WHAT YOU NEED TO DO:
Collect every line that includes the string "BYTE".

INPUT DATA:
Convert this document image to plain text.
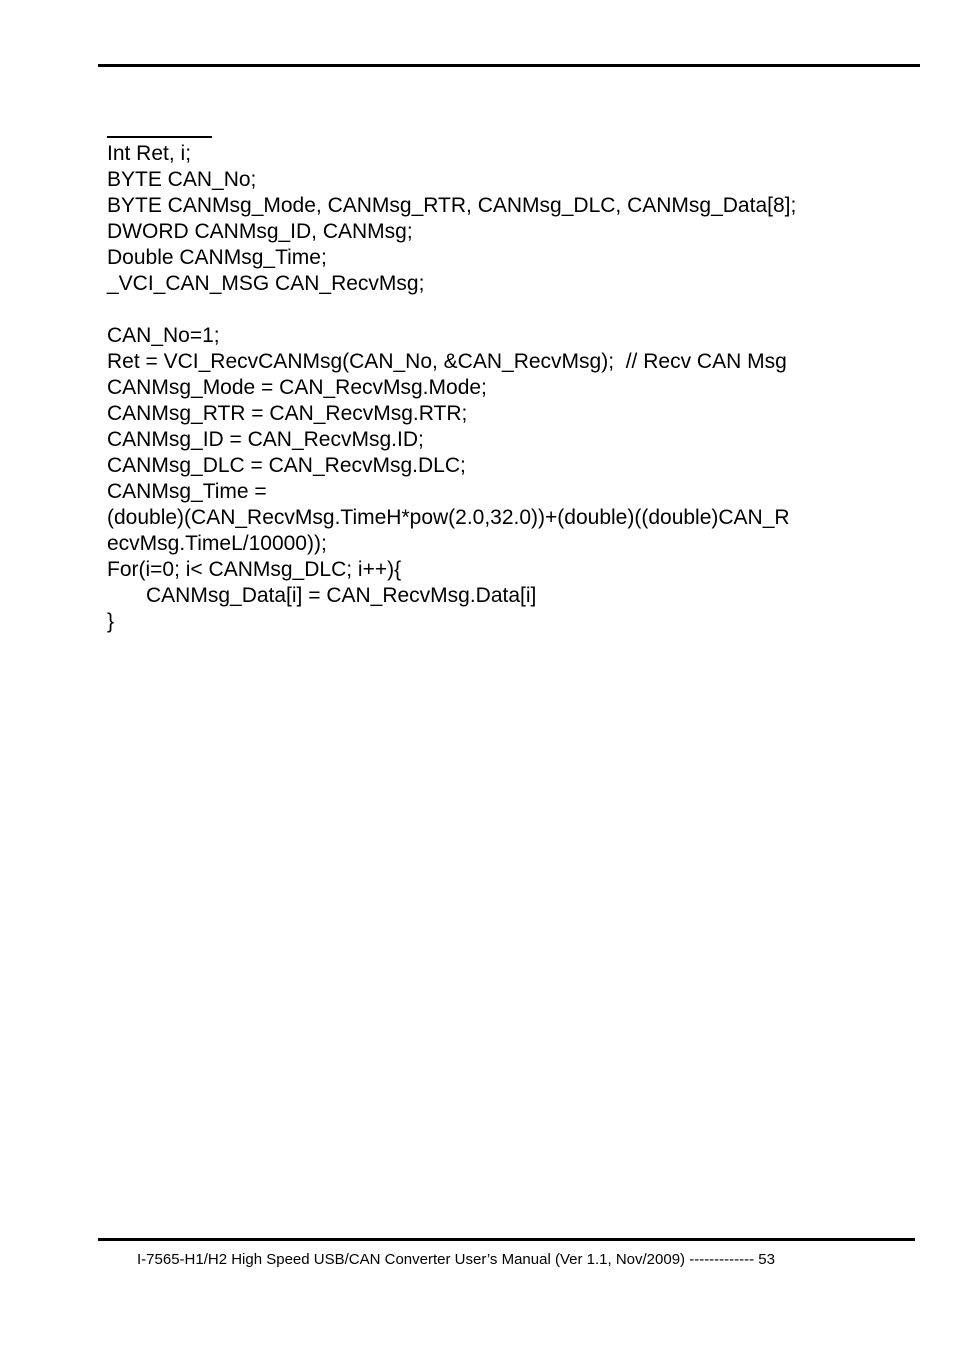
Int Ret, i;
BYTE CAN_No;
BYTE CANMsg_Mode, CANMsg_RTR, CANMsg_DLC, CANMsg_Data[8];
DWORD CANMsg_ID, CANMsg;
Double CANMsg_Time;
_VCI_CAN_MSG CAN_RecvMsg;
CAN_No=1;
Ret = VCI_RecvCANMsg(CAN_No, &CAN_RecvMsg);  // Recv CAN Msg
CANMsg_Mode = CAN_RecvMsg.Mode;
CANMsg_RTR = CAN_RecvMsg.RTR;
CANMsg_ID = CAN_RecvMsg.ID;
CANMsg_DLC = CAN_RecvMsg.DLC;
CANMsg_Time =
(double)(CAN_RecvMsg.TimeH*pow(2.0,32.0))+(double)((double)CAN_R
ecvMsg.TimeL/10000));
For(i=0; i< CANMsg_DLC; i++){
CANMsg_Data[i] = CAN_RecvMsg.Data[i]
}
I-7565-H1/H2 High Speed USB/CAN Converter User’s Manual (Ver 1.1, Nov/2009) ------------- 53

COMPLETE RESPONSE:
BYTE CAN_No;
BYTE CANMsg_Mode, CANMsg_RTR, CANMsg_DLC, CANMsg_Data[8];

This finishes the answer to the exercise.